INSTRUCTIONS FOR THE TASK
Check each line of the material. Copy those containing "times".

[Dataset rows]
====
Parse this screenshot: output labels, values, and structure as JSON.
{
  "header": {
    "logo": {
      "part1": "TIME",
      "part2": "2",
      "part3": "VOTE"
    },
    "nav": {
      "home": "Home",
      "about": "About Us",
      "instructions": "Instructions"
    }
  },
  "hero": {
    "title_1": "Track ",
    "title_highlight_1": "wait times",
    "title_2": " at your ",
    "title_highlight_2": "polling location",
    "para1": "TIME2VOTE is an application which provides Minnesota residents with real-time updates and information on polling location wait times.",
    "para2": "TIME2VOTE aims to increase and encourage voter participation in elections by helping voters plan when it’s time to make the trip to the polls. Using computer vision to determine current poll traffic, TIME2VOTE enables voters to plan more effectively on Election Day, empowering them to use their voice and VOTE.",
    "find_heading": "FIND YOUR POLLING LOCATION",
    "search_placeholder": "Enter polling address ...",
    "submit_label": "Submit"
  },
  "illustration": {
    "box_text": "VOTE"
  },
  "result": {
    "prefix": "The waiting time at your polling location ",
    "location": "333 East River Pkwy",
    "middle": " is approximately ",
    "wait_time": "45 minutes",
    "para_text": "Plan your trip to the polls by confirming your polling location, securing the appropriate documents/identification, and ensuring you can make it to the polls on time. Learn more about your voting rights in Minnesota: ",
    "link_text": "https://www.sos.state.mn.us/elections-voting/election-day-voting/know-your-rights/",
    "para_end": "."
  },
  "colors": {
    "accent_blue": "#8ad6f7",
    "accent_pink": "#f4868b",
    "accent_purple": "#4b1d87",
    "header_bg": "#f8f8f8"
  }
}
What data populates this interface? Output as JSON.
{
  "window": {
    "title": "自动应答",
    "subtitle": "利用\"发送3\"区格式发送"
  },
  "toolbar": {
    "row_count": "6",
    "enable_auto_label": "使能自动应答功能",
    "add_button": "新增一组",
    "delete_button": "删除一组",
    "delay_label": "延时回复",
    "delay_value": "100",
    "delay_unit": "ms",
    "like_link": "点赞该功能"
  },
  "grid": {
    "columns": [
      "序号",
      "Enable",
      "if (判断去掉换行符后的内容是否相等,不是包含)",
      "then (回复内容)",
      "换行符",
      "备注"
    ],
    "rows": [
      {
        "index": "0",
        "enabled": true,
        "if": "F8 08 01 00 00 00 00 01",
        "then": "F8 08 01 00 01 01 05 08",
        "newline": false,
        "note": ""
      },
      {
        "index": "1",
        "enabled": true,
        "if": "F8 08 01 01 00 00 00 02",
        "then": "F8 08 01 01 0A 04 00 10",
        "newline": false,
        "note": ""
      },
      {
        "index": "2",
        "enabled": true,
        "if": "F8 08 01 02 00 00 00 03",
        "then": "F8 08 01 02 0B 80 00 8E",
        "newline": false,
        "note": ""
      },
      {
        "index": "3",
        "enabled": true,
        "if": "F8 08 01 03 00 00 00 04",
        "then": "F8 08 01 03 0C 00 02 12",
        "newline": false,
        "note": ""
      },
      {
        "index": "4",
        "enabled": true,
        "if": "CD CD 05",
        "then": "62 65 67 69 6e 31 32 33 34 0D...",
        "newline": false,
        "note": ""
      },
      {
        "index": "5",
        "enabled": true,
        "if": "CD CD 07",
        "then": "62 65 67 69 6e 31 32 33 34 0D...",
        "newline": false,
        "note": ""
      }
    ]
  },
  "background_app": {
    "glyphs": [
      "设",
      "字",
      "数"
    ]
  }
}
====
EXERCISE RESPONSE
    "title_highlight_1": "wait times",
    "para1": "TIME2VOTE is an application which provides Minnesota residents with real-time updates and information on polling location wait times.",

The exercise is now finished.